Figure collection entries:
####################
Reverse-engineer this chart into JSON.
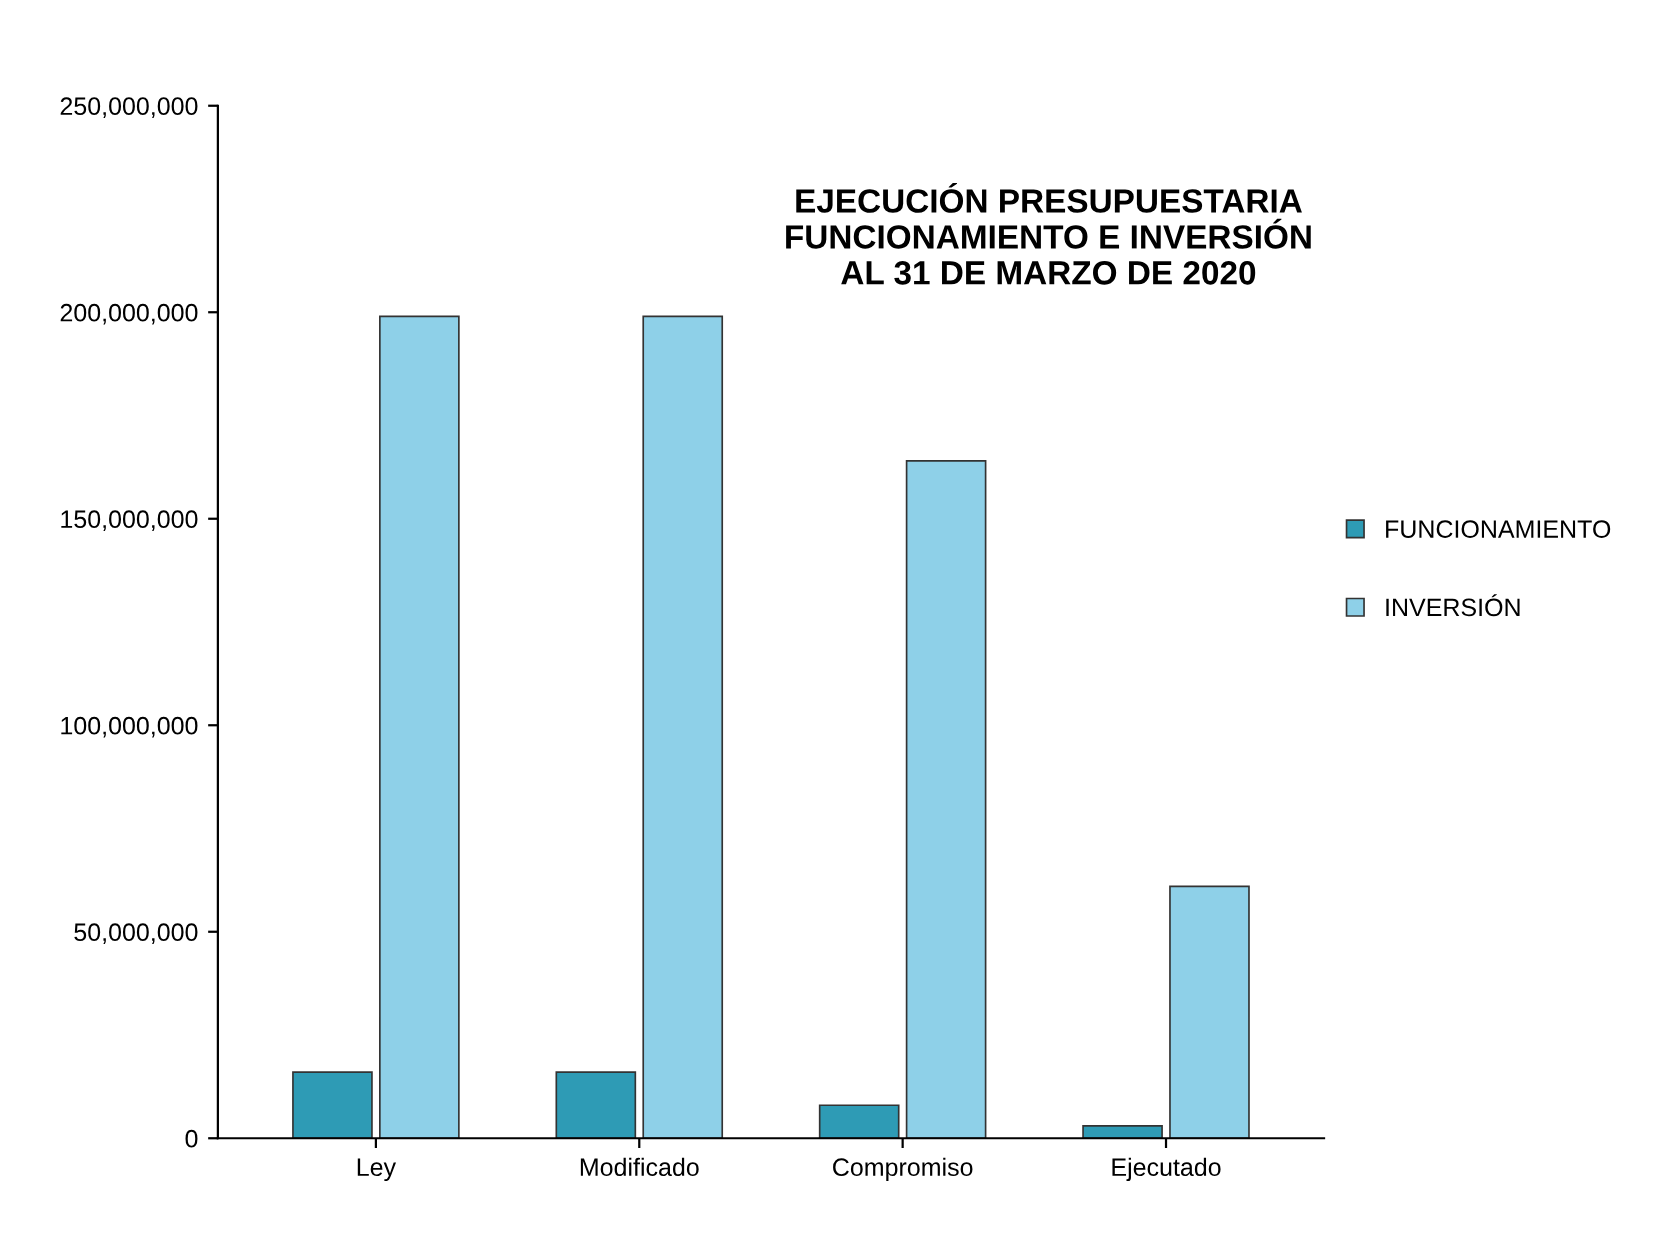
{
  "chart_data": {
    "type": "bar",
    "title": "EJECUCIÓN PRESUPUESTARIA\nFUNCIONAMIENTO E INVERSIÓN\nAL 31 DE MARZO DE 2020",
    "categories": [
      "Ley",
      "Modificado",
      "Compromiso",
      "Ejecutado"
    ],
    "series": [
      {
        "name": "FUNCIONAMIENTO",
        "color": "#2e9bb5",
        "values": [
          16000000,
          16000000,
          8000000,
          3000000
        ]
      },
      {
        "name": "INVERSIÓN",
        "color": "#8ed0e8",
        "values": [
          199000000,
          199000000,
          164000000,
          61000000
        ]
      }
    ],
    "ylim": [
      0,
      250000000
    ],
    "yticks": [
      {
        "value": 0,
        "label": "0"
      },
      {
        "value": 50000000,
        "label": "50,000,000"
      },
      {
        "value": 100000000,
        "label": "100,000,000"
      },
      {
        "value": 150000000,
        "label": "150,000,000"
      },
      {
        "value": 200000000,
        "label": "200,000,000"
      },
      {
        "value": 250000000,
        "label": "250,000,000"
      }
    ],
    "grid": false,
    "legend": "right"
  }
}
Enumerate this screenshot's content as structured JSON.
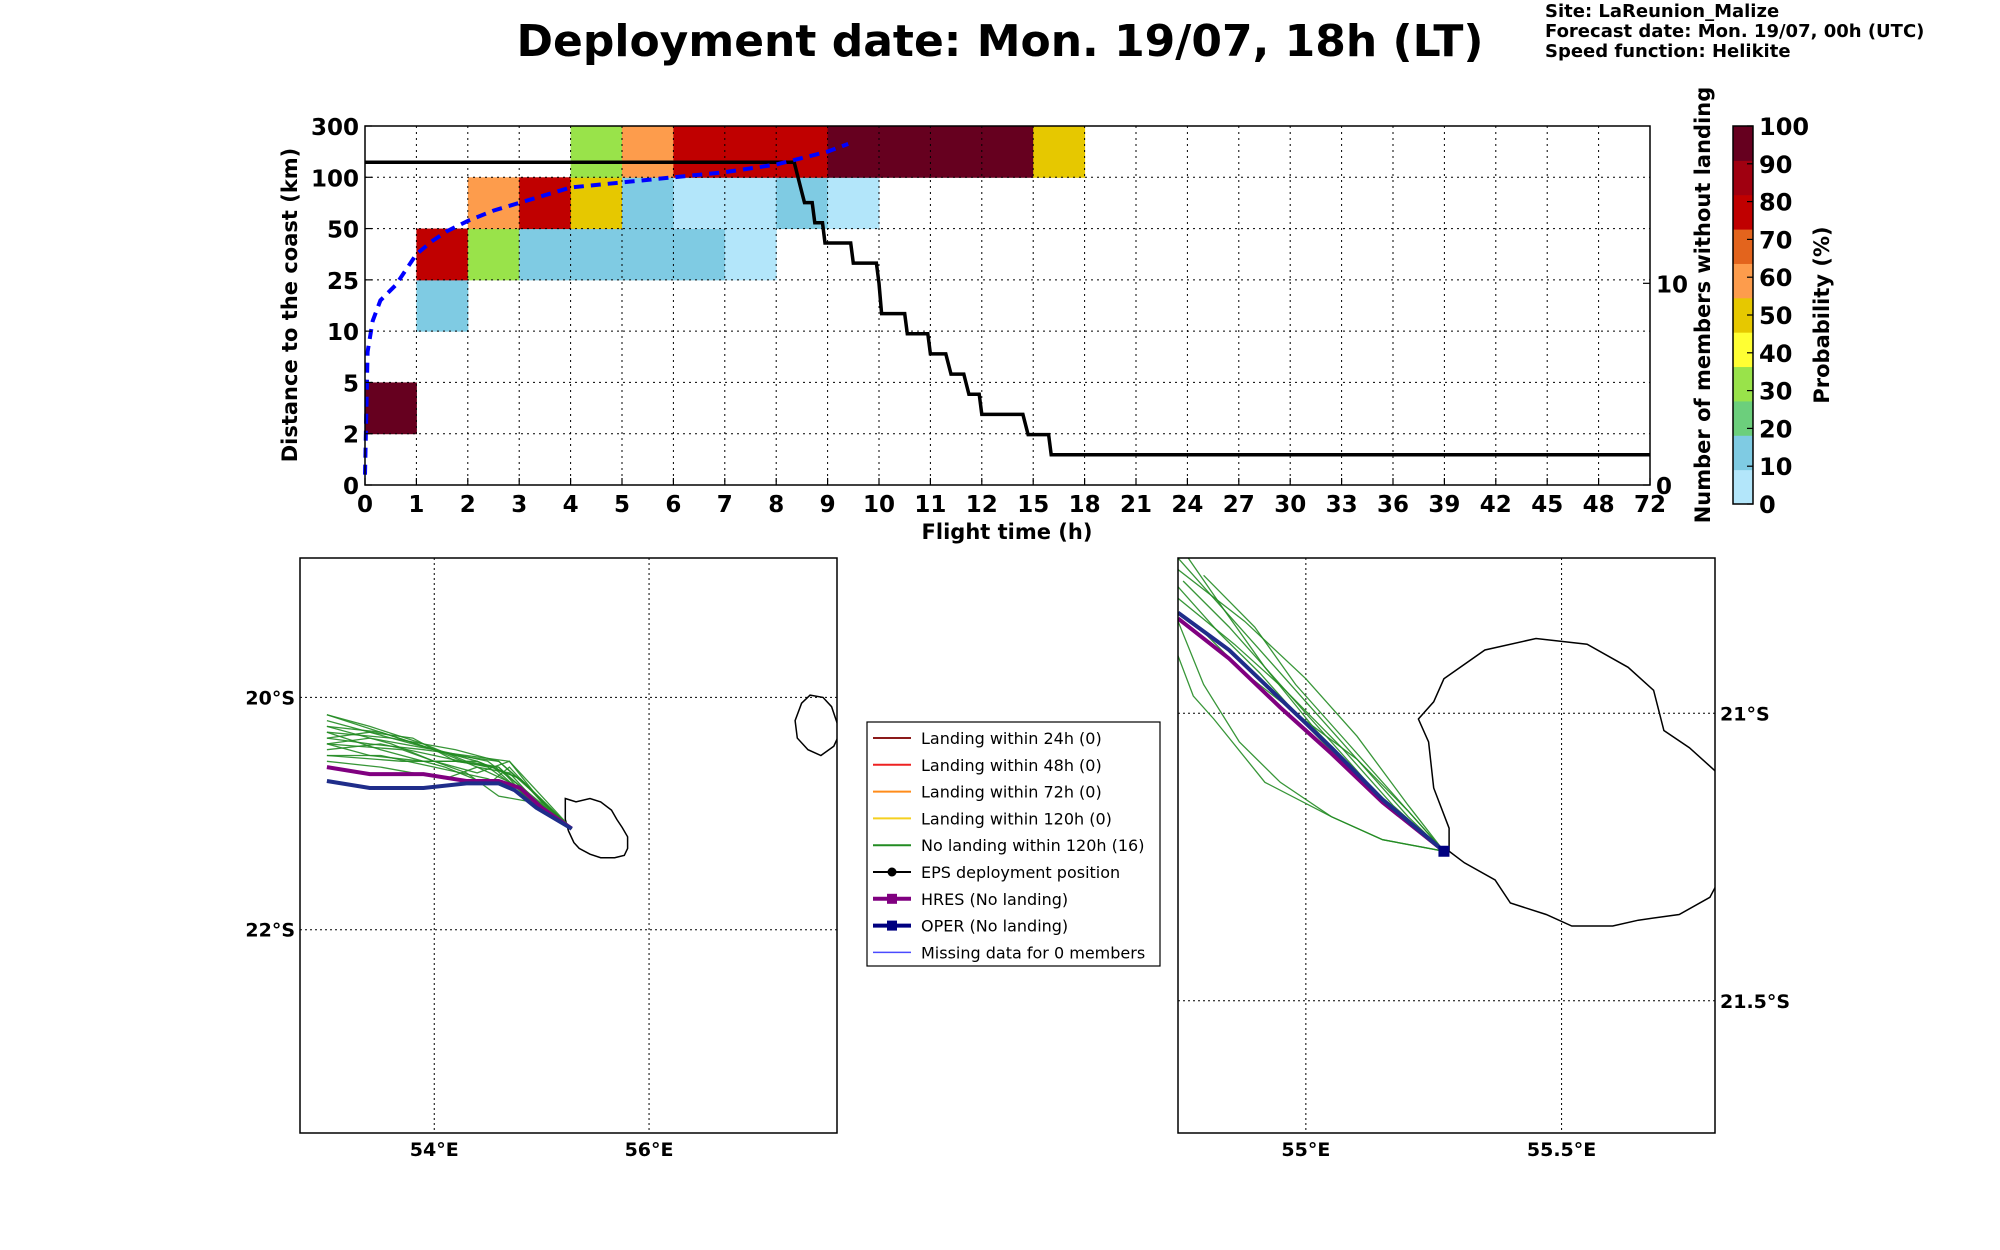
####################
• **Written exercise**: Quote every record above exactly, leaving out any pictures.

• **Correct result**:
Reverse-engineer this chart into JSON.
{
  "chart_data": {
    "type": "bar",
    "title": "EJECUCIÓN PRESUPUESTARIA\nFUNCIONAMIENTO E INVERSIÓN\nAL 31 DE MARZO DE 2020",
    "categories": [
      "Ley",
      "Modificado",
      "Compromiso",
      "Ejecutado"
    ],
    "series": [
      {
        "name": "FUNCIONAMIENTO",
        "color": "#2e9bb5",
        "values": [
          16000000,
          16000000,
          8000000,
          3000000
        ]
      },
      {
        "name": "INVERSIÓN",
        "color": "#8ed0e8",
        "values": [
          199000000,
          199000000,
          164000000,
          61000000
        ]
      }
    ],
    "ylim": [
      0,
      250000000
    ],
    "yticks": [
      {
        "value": 0,
        "label": "0"
      },
      {
        "value": 50000000,
        "label": "50,000,000"
      },
      {
        "value": 100000000,
        "label": "100,000,000"
      },
      {
        "value": 150000000,
        "label": "150,000,000"
      },
      {
        "value": 200000000,
        "label": "200,000,000"
      },
      {
        "value": 250000000,
        "label": "250,000,000"
      }
    ],
    "grid": false,
    "legend": "right"
  }
}
Enumerate this screenshot's content as structured JSON.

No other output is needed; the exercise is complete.